YOUR INSTRUCTIONS: All of the data below is to be repeated exactly, except for the pictures.

Data tied to figure images:
_ _ _ _ _

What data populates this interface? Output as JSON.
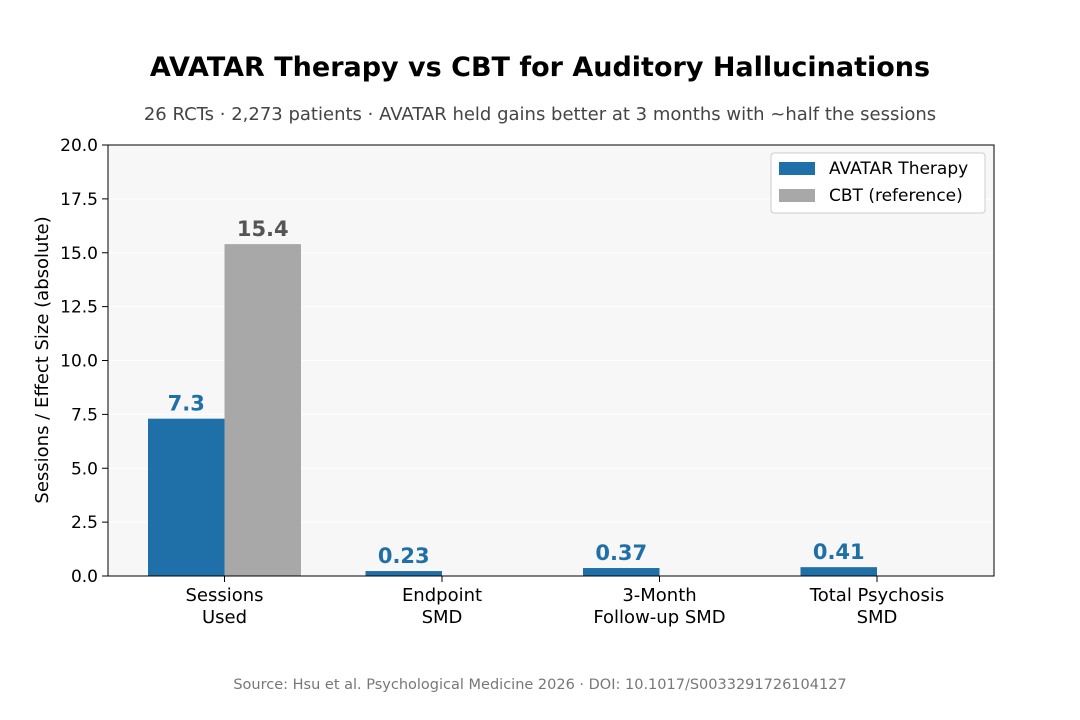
{
  "chart_data": {
    "type": "bar",
    "title": "AVATAR Therapy vs CBT for Auditory Hallucinations",
    "subtitle": "26 RCTs · 2,273 patients · AVATAR held gains better at 3 months with ~half the sessions",
    "source": "Source: Hsu et al. Psychological Medicine 2026 · DOI: 10.1017/S0033291726104127",
    "xlabel": "",
    "ylabel": "Sessions / Effect Size (absolute)",
    "ylim": [
      0,
      20
    ],
    "yticks": [
      "0.0",
      "2.5",
      "5.0",
      "7.5",
      "10.0",
      "12.5",
      "15.0",
      "17.5",
      "20.0"
    ],
    "categories": [
      [
        "Sessions",
        "Used"
      ],
      [
        "Endpoint",
        "SMD"
      ],
      [
        "3-Month",
        "Follow-up SMD"
      ],
      [
        "Total Psychosis",
        "SMD"
      ]
    ],
    "series": [
      {
        "name": "AVATAR Therapy",
        "color": "#1f6fa8",
        "values": [
          7.3,
          0.23,
          0.37,
          0.41
        ],
        "labels": [
          "7.3",
          "0.23",
          "0.37",
          "0.41"
        ]
      },
      {
        "name": "CBT (reference)",
        "color": "#a8a8a8",
        "values": [
          15.4,
          null,
          null,
          null
        ],
        "labels": [
          "15.4",
          "",
          "",
          ""
        ]
      }
    ],
    "grid": "y",
    "legend": "top-right",
    "background": "#f7f7f7"
  }
}
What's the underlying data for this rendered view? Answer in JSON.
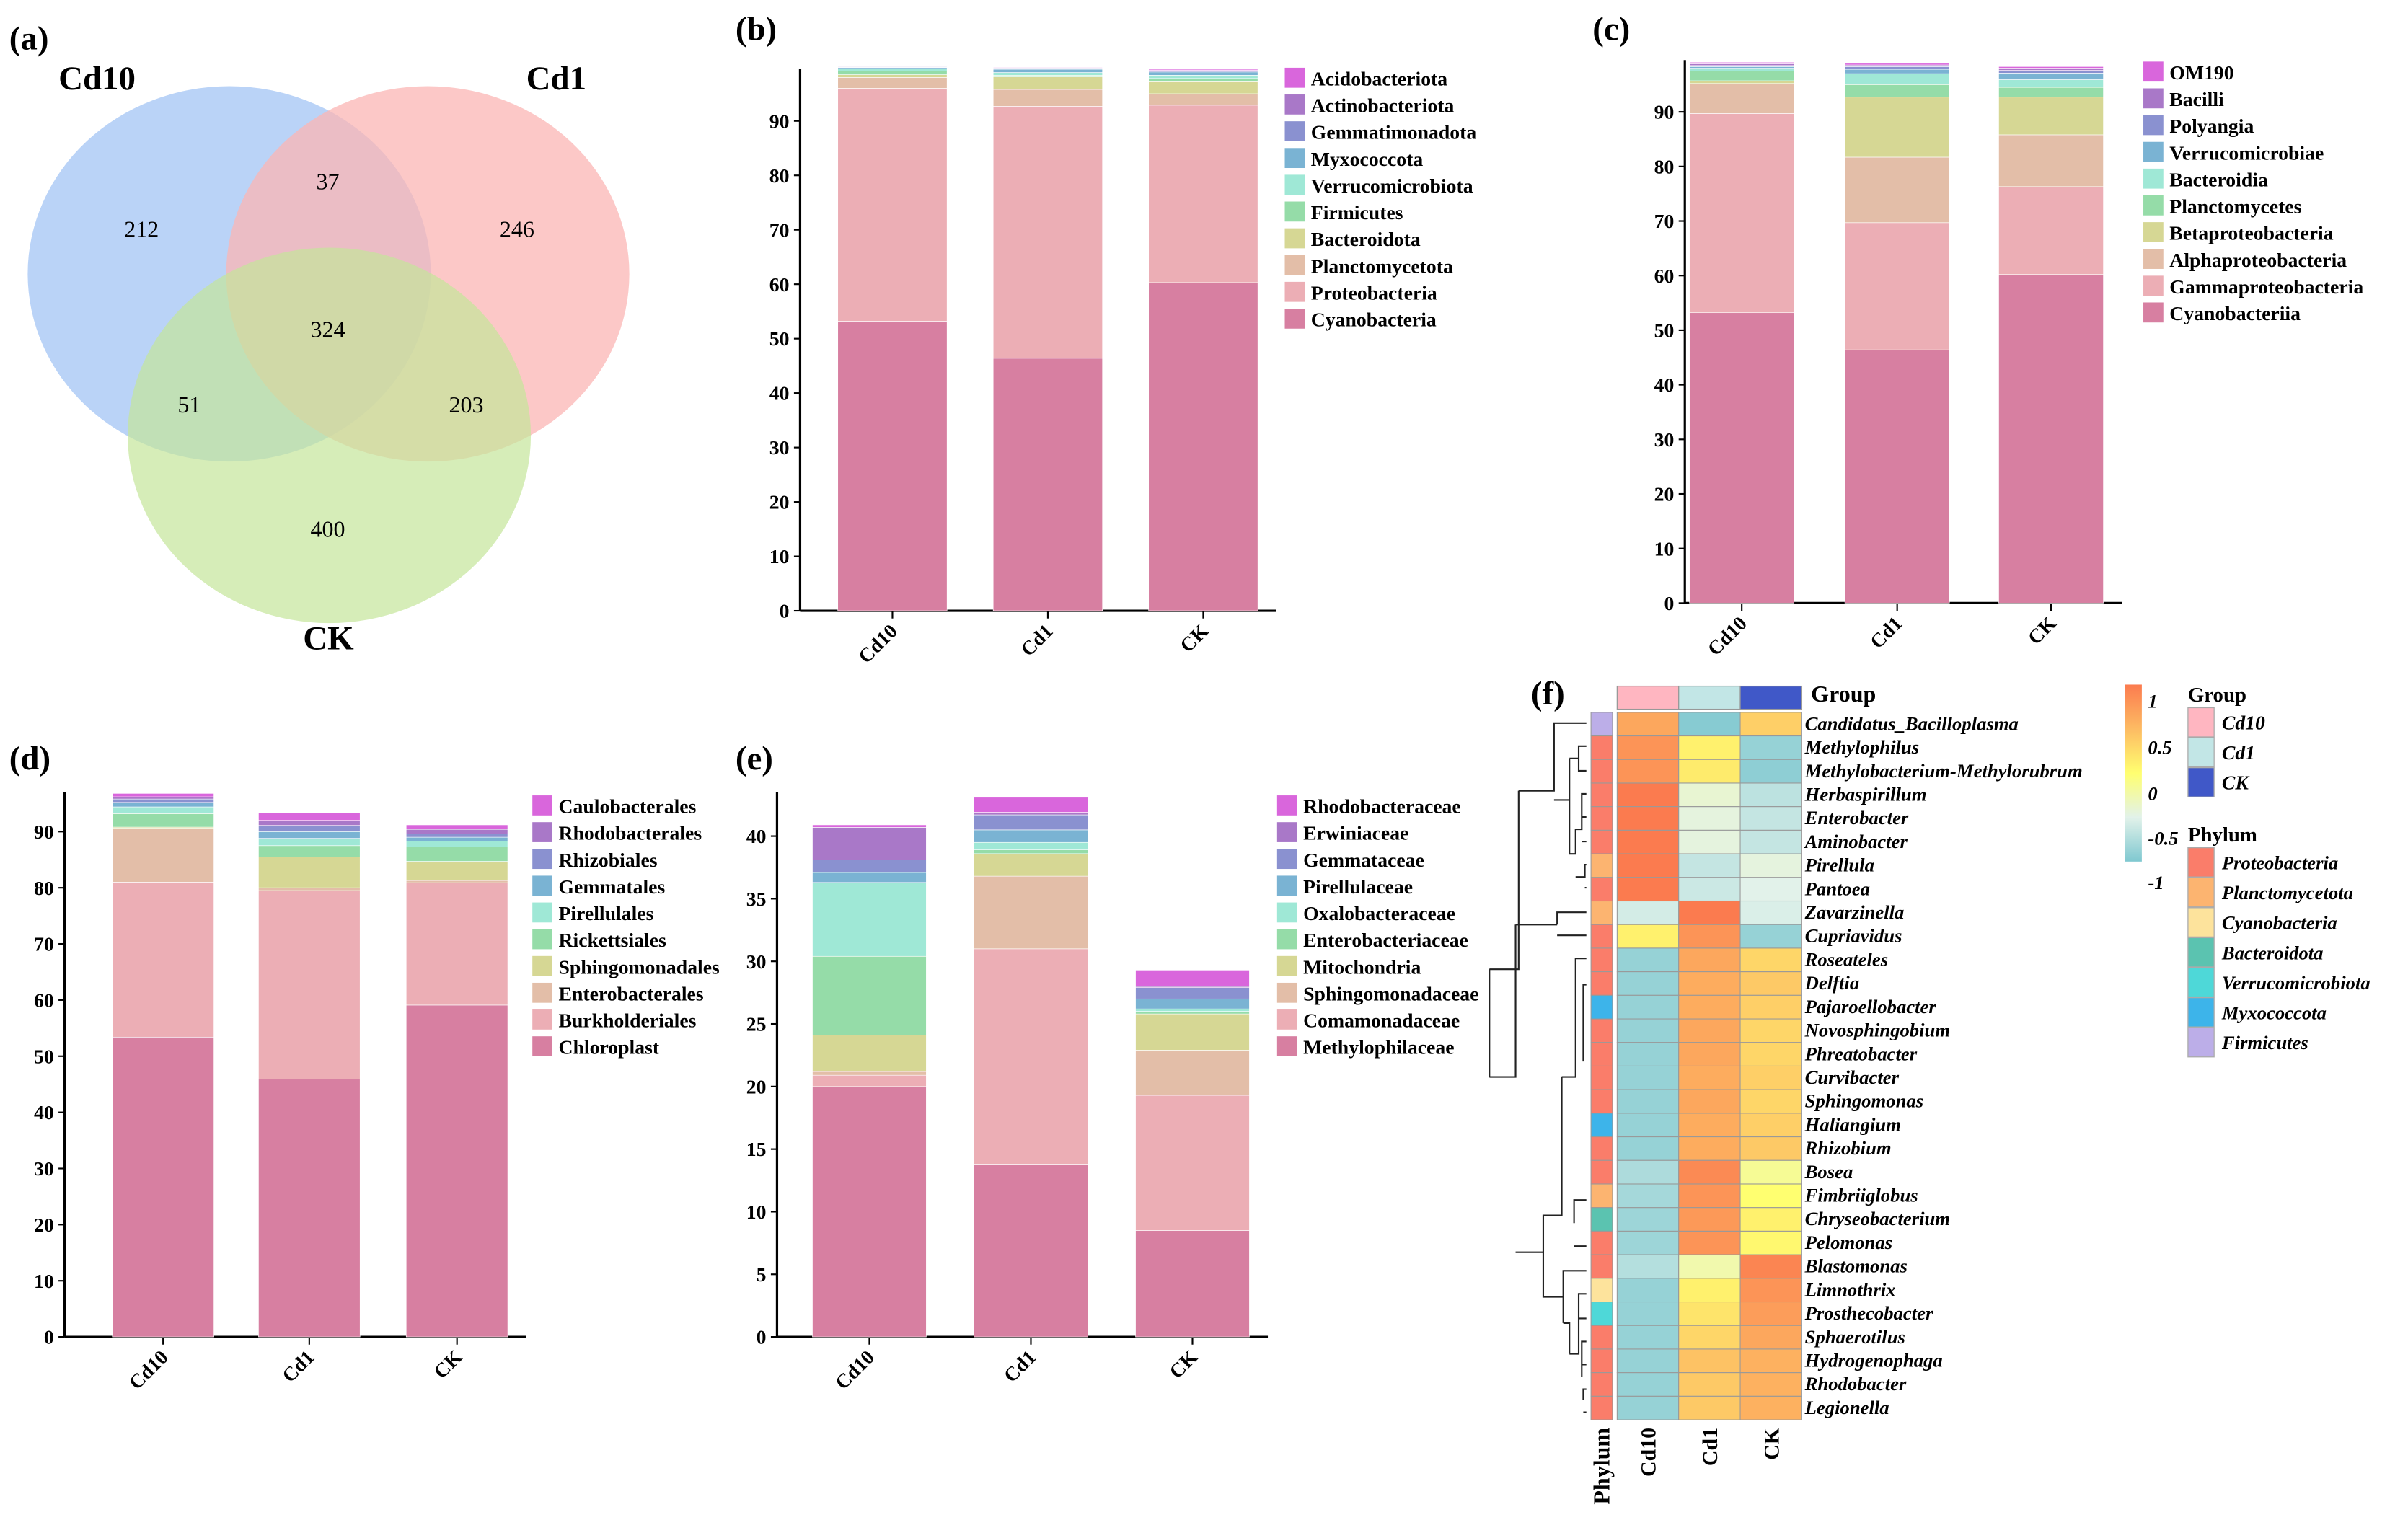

_ _ _ _ _

SOLUTION FOR THIS PROBLEM:
What data populates this interface? Output as JSON.
{
  "chart_data": {
    "type": "bar",
    "title": "AVATAR Therapy vs CBT for Auditory Hallucinations",
    "subtitle": "26 RCTs · 2,273 patients · AVATAR held gains better at 3 months with ~half the sessions",
    "source": "Source: Hsu et al. Psychological Medicine 2026 · DOI: 10.1017/S0033291726104127",
    "xlabel": "",
    "ylabel": "Sessions / Effect Size (absolute)",
    "ylim": [
      0,
      20
    ],
    "yticks": [
      "0.0",
      "2.5",
      "5.0",
      "7.5",
      "10.0",
      "12.5",
      "15.0",
      "17.5",
      "20.0"
    ],
    "categories": [
      [
        "Sessions",
        "Used"
      ],
      [
        "Endpoint",
        "SMD"
      ],
      [
        "3-Month",
        "Follow-up SMD"
      ],
      [
        "Total Psychosis",
        "SMD"
      ]
    ],
    "series": [
      {
        "name": "AVATAR Therapy",
        "color": "#1f6fa8",
        "values": [
          7.3,
          0.23,
          0.37,
          0.41
        ],
        "labels": [
          "7.3",
          "0.23",
          "0.37",
          "0.41"
        ]
      },
      {
        "name": "CBT (reference)",
        "color": "#a8a8a8",
        "values": [
          15.4,
          null,
          null,
          null
        ],
        "labels": [
          "15.4",
          "",
          "",
          ""
        ]
      }
    ],
    "grid": "y",
    "legend": "top-right",
    "background": "#f7f7f7"
  }
}
What's the underlying data for this rendered view? Answer in JSON.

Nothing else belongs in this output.